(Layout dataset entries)
--- begin ---
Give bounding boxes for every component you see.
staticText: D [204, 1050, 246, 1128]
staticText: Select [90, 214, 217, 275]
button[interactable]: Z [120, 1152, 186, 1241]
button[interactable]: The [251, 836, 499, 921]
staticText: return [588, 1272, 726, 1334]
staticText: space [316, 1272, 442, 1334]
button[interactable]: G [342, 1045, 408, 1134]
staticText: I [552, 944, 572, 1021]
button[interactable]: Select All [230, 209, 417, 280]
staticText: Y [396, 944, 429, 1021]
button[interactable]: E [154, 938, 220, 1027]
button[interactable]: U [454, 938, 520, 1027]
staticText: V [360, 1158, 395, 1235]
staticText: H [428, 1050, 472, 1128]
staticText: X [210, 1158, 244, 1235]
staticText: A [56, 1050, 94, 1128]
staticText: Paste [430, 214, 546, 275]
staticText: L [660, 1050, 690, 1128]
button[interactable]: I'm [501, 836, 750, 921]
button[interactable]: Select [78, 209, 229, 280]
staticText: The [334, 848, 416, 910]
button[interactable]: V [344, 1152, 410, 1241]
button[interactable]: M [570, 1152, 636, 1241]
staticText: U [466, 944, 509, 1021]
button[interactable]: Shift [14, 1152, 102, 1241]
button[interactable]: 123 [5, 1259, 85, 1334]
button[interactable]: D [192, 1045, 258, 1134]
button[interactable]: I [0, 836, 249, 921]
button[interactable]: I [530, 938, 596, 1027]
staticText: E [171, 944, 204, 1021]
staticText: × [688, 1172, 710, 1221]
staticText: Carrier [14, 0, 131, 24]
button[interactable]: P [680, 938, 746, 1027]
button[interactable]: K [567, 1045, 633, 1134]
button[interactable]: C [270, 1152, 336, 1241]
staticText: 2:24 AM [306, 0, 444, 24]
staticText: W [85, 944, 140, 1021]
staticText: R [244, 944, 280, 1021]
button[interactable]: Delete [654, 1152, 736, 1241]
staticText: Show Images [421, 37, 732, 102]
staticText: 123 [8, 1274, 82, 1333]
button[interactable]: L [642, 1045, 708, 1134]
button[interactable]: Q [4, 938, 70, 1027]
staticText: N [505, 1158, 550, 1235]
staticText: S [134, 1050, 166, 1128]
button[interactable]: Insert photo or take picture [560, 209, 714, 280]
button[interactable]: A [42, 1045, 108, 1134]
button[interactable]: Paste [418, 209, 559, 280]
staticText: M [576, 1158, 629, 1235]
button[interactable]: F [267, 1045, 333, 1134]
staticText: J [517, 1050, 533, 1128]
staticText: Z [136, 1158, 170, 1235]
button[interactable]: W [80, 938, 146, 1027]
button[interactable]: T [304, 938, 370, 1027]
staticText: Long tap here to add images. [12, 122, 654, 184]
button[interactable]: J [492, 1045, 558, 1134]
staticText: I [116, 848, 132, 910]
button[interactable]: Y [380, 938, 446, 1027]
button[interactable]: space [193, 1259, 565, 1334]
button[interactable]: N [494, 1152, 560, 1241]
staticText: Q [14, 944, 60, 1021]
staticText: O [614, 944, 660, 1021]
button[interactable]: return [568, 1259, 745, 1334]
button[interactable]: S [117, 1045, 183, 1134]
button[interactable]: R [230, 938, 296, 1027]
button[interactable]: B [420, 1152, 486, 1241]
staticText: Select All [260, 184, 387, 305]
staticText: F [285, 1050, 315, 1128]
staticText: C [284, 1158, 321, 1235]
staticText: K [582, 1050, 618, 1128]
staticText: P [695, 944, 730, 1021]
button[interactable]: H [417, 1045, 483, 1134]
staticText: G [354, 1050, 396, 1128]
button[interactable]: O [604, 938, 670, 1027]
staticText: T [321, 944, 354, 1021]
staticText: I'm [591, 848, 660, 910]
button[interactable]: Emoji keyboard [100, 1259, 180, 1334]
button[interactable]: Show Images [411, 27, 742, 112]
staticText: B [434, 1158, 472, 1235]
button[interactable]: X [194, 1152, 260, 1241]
--- end ---
--- begin ---
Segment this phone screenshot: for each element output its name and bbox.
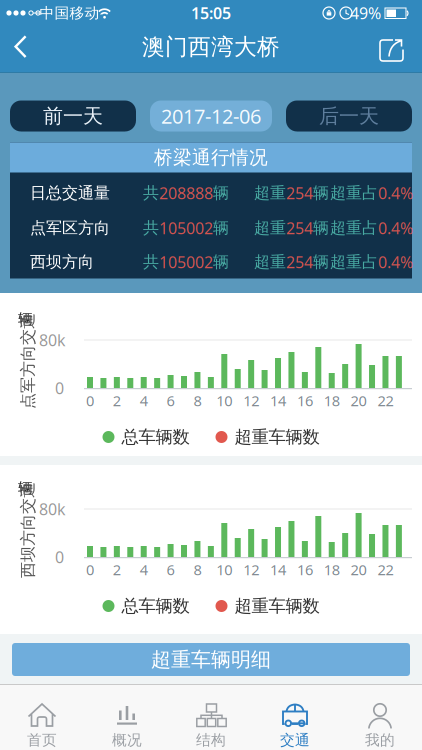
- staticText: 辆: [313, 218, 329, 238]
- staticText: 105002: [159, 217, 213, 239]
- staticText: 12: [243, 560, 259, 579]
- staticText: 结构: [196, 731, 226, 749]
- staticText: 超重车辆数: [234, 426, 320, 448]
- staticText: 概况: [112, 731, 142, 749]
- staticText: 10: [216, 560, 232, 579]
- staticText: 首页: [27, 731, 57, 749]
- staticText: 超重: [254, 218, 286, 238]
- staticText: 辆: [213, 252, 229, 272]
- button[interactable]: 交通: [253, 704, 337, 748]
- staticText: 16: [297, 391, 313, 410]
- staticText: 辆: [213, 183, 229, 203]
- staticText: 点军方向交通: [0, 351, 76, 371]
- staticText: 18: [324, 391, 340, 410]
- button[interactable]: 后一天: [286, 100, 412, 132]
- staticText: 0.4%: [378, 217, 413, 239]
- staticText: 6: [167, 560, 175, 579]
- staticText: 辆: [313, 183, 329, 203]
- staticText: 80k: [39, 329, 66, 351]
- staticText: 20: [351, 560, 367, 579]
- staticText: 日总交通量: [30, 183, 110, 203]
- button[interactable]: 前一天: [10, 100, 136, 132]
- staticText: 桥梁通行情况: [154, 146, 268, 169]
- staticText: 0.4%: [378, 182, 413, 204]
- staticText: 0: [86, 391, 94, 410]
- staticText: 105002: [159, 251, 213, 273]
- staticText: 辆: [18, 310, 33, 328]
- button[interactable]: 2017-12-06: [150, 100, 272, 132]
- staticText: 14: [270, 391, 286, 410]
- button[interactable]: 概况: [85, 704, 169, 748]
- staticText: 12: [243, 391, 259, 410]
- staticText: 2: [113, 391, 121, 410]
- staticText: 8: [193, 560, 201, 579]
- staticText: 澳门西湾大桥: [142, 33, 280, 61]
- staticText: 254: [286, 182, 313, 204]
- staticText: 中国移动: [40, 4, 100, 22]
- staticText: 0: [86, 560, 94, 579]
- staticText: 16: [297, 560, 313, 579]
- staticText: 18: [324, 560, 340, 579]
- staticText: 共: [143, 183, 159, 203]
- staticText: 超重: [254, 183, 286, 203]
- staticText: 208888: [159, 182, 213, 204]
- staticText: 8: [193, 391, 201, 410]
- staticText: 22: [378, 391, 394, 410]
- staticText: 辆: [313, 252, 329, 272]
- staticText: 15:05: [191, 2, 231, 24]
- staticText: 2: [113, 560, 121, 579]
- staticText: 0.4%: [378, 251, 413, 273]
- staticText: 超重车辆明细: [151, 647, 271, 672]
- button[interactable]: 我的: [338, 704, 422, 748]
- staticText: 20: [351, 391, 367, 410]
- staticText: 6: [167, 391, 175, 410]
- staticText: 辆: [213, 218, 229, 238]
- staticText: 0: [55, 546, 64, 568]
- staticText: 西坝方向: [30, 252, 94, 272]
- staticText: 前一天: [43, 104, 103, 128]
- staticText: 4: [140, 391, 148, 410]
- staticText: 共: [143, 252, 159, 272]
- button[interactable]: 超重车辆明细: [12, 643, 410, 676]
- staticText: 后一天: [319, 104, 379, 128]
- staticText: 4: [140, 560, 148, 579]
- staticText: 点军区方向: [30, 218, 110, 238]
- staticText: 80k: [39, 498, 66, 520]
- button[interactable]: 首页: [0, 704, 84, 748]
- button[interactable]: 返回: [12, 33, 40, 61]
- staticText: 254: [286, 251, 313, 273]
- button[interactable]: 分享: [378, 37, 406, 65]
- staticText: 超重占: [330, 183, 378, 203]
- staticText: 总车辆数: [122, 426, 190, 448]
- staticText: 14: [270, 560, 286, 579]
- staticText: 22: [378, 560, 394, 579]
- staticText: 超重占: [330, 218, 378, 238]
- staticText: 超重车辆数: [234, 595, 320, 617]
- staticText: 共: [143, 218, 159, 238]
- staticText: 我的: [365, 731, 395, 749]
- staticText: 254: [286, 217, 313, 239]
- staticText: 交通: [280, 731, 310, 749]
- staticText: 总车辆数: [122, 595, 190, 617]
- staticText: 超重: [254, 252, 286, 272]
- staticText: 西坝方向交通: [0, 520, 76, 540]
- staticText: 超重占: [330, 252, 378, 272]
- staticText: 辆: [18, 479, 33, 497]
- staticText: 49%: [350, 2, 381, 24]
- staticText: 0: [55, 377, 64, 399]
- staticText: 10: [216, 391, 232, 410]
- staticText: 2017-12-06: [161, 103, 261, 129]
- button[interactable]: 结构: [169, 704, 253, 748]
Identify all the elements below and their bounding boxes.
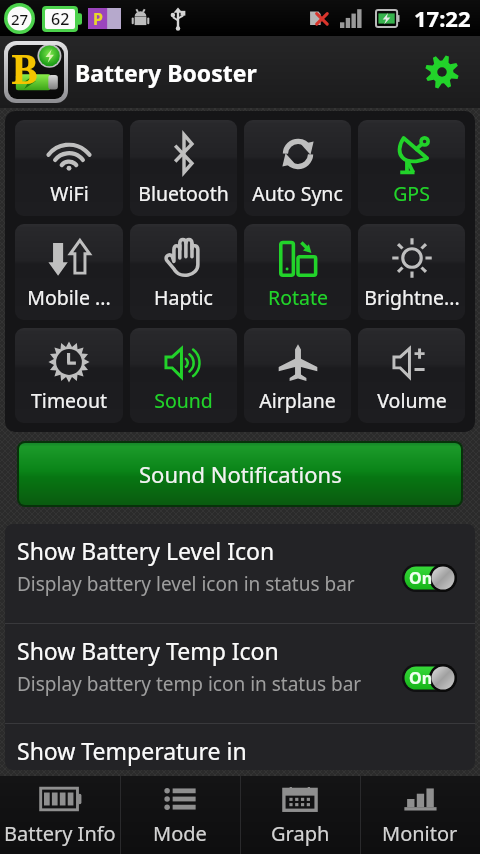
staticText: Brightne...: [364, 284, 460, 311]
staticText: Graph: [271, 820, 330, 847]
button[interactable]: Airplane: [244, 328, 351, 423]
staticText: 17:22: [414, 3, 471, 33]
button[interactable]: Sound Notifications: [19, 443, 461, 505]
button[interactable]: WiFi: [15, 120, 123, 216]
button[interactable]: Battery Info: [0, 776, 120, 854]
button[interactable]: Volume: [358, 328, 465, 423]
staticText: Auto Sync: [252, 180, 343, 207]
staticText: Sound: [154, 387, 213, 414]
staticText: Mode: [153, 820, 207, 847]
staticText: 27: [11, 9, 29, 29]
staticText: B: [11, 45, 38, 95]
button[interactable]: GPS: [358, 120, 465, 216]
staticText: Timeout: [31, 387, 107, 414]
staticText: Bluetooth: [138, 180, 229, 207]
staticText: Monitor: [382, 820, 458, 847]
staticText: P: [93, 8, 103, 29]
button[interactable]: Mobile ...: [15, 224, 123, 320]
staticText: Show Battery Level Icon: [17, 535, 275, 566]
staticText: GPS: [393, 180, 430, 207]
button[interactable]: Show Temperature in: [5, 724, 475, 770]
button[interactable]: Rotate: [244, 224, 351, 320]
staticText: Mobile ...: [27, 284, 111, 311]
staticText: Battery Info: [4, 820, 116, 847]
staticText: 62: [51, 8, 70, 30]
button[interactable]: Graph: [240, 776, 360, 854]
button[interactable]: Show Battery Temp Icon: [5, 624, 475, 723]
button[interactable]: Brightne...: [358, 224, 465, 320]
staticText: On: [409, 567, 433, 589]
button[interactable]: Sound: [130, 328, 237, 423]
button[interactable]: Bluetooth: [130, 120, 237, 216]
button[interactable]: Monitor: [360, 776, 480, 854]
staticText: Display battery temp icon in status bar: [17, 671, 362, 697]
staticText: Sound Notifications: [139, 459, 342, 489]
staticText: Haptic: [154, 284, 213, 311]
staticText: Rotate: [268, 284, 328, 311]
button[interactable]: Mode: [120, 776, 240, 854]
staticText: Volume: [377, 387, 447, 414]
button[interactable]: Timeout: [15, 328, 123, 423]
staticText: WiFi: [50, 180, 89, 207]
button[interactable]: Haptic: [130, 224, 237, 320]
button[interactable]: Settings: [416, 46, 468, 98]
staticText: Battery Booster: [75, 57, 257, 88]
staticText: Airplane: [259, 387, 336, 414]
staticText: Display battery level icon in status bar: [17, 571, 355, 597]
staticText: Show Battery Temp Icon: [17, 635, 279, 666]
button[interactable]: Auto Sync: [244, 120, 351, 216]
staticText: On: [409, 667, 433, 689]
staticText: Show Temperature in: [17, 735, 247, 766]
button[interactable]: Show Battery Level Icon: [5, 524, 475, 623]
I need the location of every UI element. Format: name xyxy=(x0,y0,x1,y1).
--- end ---
--- begin ---
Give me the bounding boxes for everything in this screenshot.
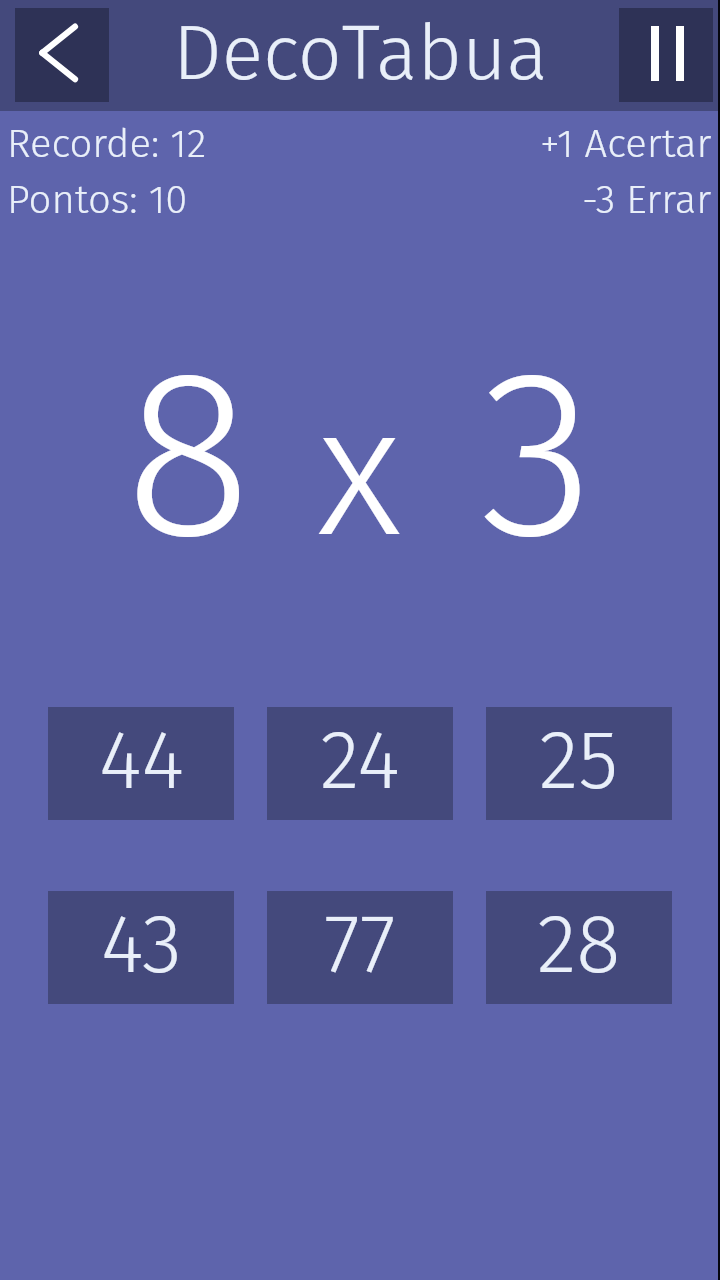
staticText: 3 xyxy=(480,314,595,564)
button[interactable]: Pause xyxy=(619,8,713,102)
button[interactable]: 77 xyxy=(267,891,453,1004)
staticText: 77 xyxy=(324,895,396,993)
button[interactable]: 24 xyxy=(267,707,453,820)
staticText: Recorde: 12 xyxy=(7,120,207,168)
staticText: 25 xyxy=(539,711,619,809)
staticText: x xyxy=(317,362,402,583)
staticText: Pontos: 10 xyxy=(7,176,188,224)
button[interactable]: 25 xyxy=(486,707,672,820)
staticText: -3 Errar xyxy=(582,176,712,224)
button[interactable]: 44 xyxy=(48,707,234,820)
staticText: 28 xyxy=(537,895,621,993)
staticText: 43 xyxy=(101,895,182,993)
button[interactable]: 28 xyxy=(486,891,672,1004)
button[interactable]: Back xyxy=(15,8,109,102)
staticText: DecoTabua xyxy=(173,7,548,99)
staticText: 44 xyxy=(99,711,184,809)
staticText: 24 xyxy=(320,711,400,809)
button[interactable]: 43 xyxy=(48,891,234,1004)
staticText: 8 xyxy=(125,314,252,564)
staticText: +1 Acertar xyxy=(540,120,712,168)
--- end ---
Print the stretch of lines from the one containing "- staticText: 辆: [313, 218, 329, 238]" through the one containing "- staticText: 10: [216, 560, 232, 579]", unchanged and with both end lines included.

- staticText: 辆: [313, 218, 329, 238]
- staticText: 105002: [159, 217, 213, 239]
- staticText: 12: [243, 560, 259, 579]
- staticText: 结构: [196, 731, 226, 749]
- staticText: 超重车辆数: [234, 426, 320, 448]
- staticText: 概况: [112, 731, 142, 749]
- staticText: 10: [216, 560, 232, 579]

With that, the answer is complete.